_Exercise objective_.
Extract the listing below in full, unchanged.

_Data in this exercise_.
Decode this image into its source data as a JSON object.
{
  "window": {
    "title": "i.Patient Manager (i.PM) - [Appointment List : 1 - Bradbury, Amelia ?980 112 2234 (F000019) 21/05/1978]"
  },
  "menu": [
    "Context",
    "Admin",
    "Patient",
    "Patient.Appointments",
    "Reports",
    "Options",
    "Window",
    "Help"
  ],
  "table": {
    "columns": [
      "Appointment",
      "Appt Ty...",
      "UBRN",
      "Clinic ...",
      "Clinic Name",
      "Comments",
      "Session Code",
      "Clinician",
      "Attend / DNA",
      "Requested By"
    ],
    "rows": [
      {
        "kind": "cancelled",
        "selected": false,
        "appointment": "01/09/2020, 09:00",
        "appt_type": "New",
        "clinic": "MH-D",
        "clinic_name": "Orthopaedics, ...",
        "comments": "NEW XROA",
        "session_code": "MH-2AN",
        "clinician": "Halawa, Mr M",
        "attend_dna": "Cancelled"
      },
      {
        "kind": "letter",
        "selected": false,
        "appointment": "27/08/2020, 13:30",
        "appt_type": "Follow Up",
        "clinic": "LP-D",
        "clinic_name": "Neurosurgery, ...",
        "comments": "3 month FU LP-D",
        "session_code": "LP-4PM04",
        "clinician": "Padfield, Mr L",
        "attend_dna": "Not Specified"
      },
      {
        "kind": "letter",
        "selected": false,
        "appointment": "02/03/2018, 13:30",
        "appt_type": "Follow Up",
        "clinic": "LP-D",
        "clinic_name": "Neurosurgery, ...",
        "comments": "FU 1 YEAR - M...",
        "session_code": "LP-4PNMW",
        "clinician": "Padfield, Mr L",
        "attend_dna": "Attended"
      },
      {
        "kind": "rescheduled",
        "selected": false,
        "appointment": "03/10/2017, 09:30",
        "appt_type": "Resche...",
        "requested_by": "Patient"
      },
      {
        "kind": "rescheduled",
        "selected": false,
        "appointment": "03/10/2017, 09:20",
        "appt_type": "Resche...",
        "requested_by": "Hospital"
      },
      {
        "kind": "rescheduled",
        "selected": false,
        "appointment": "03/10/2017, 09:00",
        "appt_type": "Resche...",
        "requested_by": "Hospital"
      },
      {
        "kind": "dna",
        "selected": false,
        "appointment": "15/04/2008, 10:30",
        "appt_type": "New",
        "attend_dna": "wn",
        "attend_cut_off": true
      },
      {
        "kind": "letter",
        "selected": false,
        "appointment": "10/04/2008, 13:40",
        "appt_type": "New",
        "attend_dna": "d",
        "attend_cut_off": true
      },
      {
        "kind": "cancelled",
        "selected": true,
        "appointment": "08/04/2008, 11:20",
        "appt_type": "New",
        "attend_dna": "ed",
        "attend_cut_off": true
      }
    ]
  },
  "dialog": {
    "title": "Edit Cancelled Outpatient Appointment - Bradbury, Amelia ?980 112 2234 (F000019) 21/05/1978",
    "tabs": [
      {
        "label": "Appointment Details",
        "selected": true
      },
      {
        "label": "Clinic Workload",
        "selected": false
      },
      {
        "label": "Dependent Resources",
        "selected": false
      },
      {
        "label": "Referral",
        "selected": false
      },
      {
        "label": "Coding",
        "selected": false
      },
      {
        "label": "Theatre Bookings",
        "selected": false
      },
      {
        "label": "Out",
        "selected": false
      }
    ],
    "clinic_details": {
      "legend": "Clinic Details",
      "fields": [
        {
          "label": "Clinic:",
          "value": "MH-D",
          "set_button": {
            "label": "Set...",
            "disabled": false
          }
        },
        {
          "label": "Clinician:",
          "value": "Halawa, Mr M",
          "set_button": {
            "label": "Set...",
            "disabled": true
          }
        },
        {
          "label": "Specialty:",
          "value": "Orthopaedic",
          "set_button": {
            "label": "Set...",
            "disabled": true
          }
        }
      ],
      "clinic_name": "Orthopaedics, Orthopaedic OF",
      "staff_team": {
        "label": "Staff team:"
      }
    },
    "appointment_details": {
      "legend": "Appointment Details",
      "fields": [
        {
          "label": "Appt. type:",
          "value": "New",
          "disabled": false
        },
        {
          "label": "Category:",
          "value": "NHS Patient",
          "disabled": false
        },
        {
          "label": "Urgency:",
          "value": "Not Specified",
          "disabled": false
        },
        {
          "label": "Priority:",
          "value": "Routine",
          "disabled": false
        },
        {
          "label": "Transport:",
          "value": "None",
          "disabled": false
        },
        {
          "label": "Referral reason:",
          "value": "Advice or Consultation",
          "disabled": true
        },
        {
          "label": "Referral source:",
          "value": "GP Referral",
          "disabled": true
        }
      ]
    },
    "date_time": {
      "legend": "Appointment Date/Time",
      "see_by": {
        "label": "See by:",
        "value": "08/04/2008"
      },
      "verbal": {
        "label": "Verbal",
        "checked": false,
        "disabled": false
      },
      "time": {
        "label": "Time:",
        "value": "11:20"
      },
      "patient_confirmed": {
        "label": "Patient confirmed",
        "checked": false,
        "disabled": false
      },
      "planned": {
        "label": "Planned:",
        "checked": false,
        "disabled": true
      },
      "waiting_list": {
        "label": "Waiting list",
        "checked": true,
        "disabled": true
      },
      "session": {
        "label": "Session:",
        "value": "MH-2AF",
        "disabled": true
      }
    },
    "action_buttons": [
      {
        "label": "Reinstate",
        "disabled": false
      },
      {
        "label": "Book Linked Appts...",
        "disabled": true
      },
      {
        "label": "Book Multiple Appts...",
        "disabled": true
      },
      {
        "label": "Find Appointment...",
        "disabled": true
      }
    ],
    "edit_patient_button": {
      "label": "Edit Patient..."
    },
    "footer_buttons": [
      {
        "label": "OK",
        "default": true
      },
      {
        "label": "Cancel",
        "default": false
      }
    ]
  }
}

_The result_.
Decode this image into its source data as a JSON object.
{
  "window": {
    "title": "i.Patient Manager (i.PM) - [Appointment List : 1 - Bradbury, Amelia ?980 112 2234 (F000019) 21/05/1978]"
  },
  "menu": [
    "Context",
    "Admin",
    "Patient",
    "Patient.Appointments",
    "Reports",
    "Options",
    "Window",
    "Help"
  ],
  "table": {
    "columns": [
      "Appointment",
      "Appt Ty...",
      "UBRN",
      "Clinic ...",
      "Clinic Name",
      "Comments",
      "Session Code",
      "Clinician",
      "Attend / DNA",
      "Requested By"
    ],
    "rows": [
      {
        "kind": "cancelled",
        "selected": false,
        "appointment": "01/09/2020, 09:00",
        "appt_type": "New",
        "clinic": "MH-D",
        "clinic_name": "Orthopaedics, ...",
        "comments": "NEW XROA",
        "session_code": "MH-2AN",
        "clinician": "Halawa, Mr M",
        "attend_dna": "Cancelled"
      },
      {
        "kind": "letter",
        "selected": false,
        "appointment": "27/08/2020, 13:30",
        "appt_type": "Follow Up",
        "clinic": "LP-D",
        "clinic_name": "Neurosurgery, ...",
        "comments": "3 month FU LP-D",
        "session_code": "LP-4PM04",
        "clinician": "Padfield, Mr L",
        "attend_dna": "Not Specified"
      },
      {
        "kind": "letter",
        "selected": false,
        "appointment": "02/03/2018, 13:30",
        "appt_type": "Follow Up",
        "clinic": "LP-D",
        "clinic_name": "Neurosurgery, ...",
        "comments": "FU 1 YEAR - M...",
        "session_code": "LP-4PNMW",
        "clinician": "Padfield, Mr L",
        "attend_dna": "Attended"
      },
      {
        "kind": "rescheduled",
        "selected": false,
        "appointment": "03/10/2017, 09:30",
        "appt_type": "Resche...",
        "requested_by": "Patient"
      },
      {
        "kind": "rescheduled",
        "selected": false,
        "appointment": "03/10/2017, 09:20",
        "appt_type": "Resche...",
        "requested_by": "Hospital"
      },
      {
        "kind": "rescheduled",
        "selected": false,
        "appointment": "03/10/2017, 09:00",
        "appt_type": "Resche...",
        "requested_by": "Hospital"
      },
      {
        "kind": "dna",
        "selected": false,
        "appointment": "15/04/2008, 10:30",
        "appt_type": "New",
        "attend_dna": "wn",
        "attend_cut_off": true
      },
      {
        "kind": "letter",
        "selected": false,
        "appointment": "10/04/2008, 13:40",
        "appt_type": "New",
        "attend_dna": "d",
        "attend_cut_off": true
      },
      {
        "kind": "cancelled",
        "selected": true,
        "appointment": "08/04/2008, 11:20",
        "appt_type": "New",
        "attend_dna": "ed",
        "attend_cut_off": true
      }
    ]
  },
  "dialog": {
    "title": "Edit Cancelled Outpatient Appointment - Bradbury, Amelia ?980 112 2234 (F000019) 21/05/1978",
    "tabs": [
      {
        "label": "Appointment Details",
        "selected": true
      },
      {
        "label": "Clinic Workload",
        "selected": false
      },
      {
        "label": "Dependent Resources",
        "selected": false
      },
      {
        "label": "Referral",
        "selected": false
      },
      {
        "label": "Coding",
        "selected": false
      },
      {
        "label": "Theatre Bookings",
        "selected": false
      },
      {
        "label": "Out",
        "selected": false
      }
    ],
    "clinic_details": {
      "legend": "Clinic Details",
      "fields": [
        {
          "label": "Clinic:",
          "value": "MH-D",
          "set_button": {
            "label": "Set...",
            "disabled": false
          }
        },
        {
          "label": "Clinician:",
          "value": "Halawa, Mr M",
          "set_button": {
            "label": "Set...",
            "disabled": true
          }
        },
        {
          "label": "Specialty:",
          "value": "Orthopaedic",
          "set_button": {
            "label": "Set...",
            "disabled": true
          }
        }
      ],
      "clinic_name": "Orthopaedics, Orthopaedic OF",
      "staff_team": {
        "label": "Staff team:"
      }
    },
    "appointment_details": {
      "legend": "Appointment Details",
      "fields": [
        {
          "label": "Appt. type:",
          "value": "New",
          "disabled": false
        },
        {
          "label": "Category:",
          "value": "NHS Patient",
          "disabled": false
        },
        {
          "label": "Urgency:",
          "value": "Not Specified",
          "disabled": false
        },
        {
          "label": "Priority:",
          "value": "Routine",
          "disabled": false
        },
        {
          "label": "Transport:",
          "value": "None",
          "disabled": false
        },
        {
          "label": "Referral reason:",
          "value": "Advice or Consultation",
          "disabled": true
        },
        {
          "label": "Referral source:",
          "value": "GP Referral",
          "disabled": true
        }
      ]
    },
    "date_time": {
      "legend": "Appointment Date/Time",
      "see_by": {
        "label": "See by:",
        "value": "08/04/2008"
      },
      "verbal": {
        "label": "Verbal",
        "checked": false,
        "disabled": false
      },
      "time": {
        "label": "Time:",
        "value": "11:20"
      },
      "patient_confirmed": {
        "label": "Patient confirmed",
        "checked": false,
        "disabled": false
      },
      "planned": {
        "label": "Planned:",
        "checked": false,
        "disabled": true
      },
      "waiting_list": {
        "label": "Waiting list",
        "checked": true,
        "disabled": true
      },
      "session": {
        "label": "Session:",
        "value": "MH-2AF",
        "disabled": true
      }
    },
    "action_buttons": [
      {
        "label": "Reinstate",
        "disabled": false
      },
      {
        "label": "Book Linked Appts...",
        "disabled": true
      },
      {
        "label": "Book Multiple Appts...",
        "disabled": true
      },
      {
        "label": "Find Appointment...",
        "disabled": true
      }
    ],
    "edit_patient_button": {
      "label": "Edit Patient..."
    },
    "footer_buttons": [
      {
        "label": "OK",
        "default": true
      },
      {
        "label": "Cancel",
        "default": false
      }
    ]
  }
}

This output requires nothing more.